Write the data out again exactly, dropping any images it holds.

### MATERIAL SUPPLIED ###

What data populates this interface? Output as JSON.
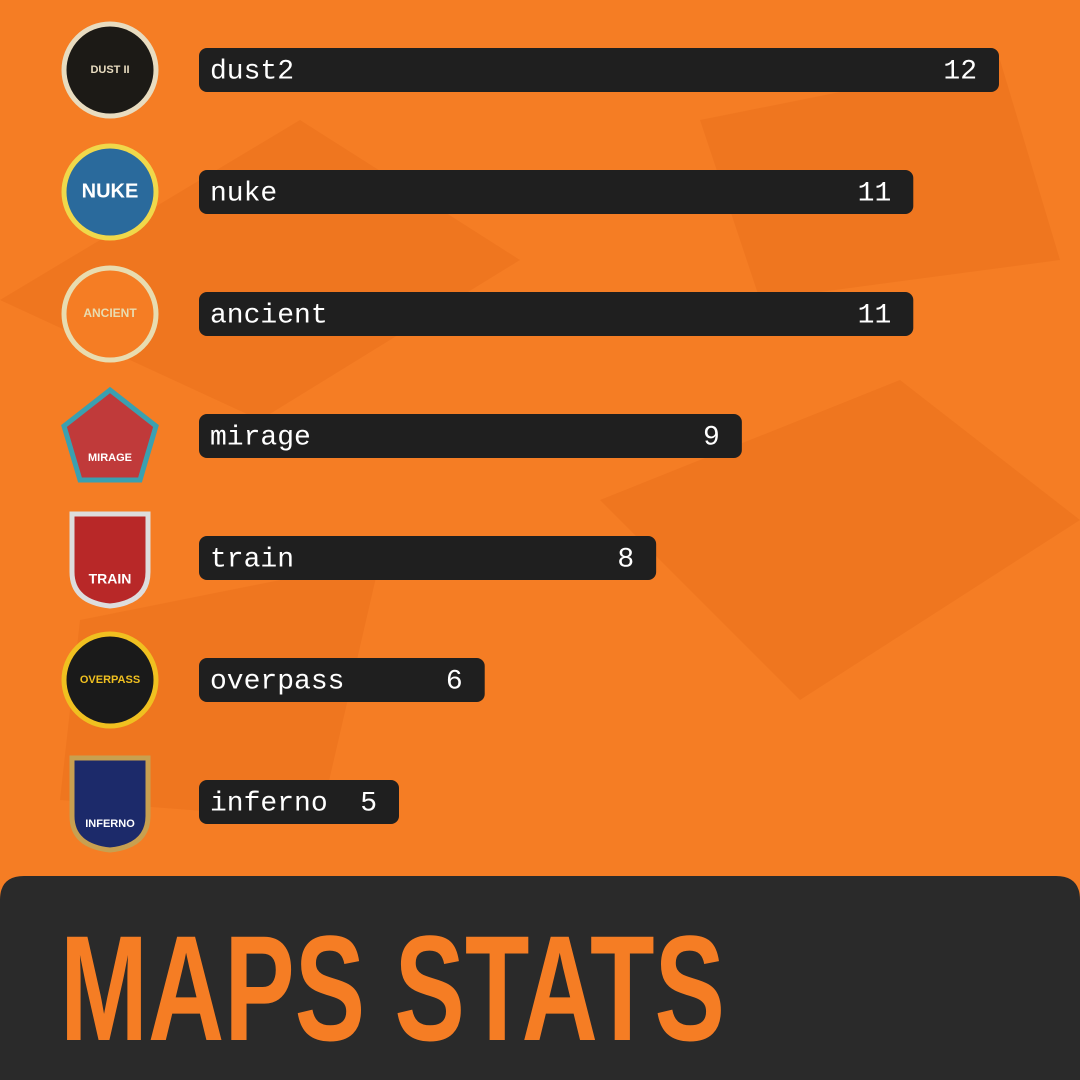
{
  "chart_data": {
    "type": "bar",
    "orientation": "horizontal",
    "title": "MAPS STATS",
    "categories": [
      "dust2",
      "nuke",
      "ancient",
      "mirage",
      "train",
      "overpass",
      "inferno"
    ],
    "values": [
      12,
      11,
      11,
      9,
      8,
      6,
      5
    ],
    "color": "#1f1f1f",
    "icon_labels": [
      "DUST II",
      "NUKE",
      "ANCIENT",
      "MIRAGE",
      "TRAIN",
      "OVERPASS",
      "INFERNO"
    ]
  }
}
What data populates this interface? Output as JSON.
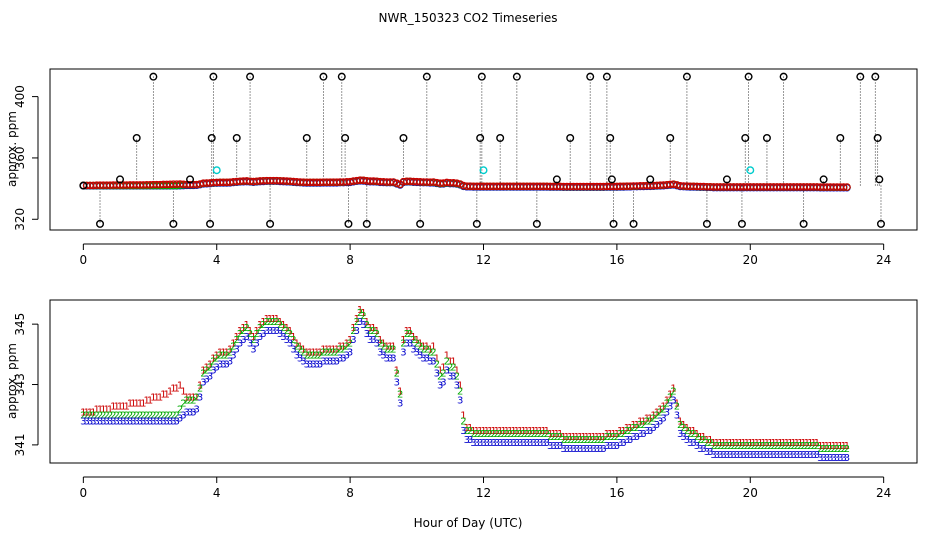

###

◆ OUTPUT FOR THIS TASK ◆
What data populates this interface? Output as JSON.
{
  "chart_data": {
    "type": "bar",
    "orientation": "horizontal",
    "title": "MAPS STATS",
    "categories": [
      "dust2",
      "nuke",
      "ancient",
      "mirage",
      "train",
      "overpass",
      "inferno"
    ],
    "values": [
      12,
      11,
      11,
      9,
      8,
      6,
      5
    ],
    "color": "#1f1f1f",
    "icon_labels": [
      "DUST II",
      "NUKE",
      "ANCIENT",
      "MIRAGE",
      "TRAIN",
      "OVERPASS",
      "INFERNO"
    ]
  }
}
What data populates this interface? Output as JSON.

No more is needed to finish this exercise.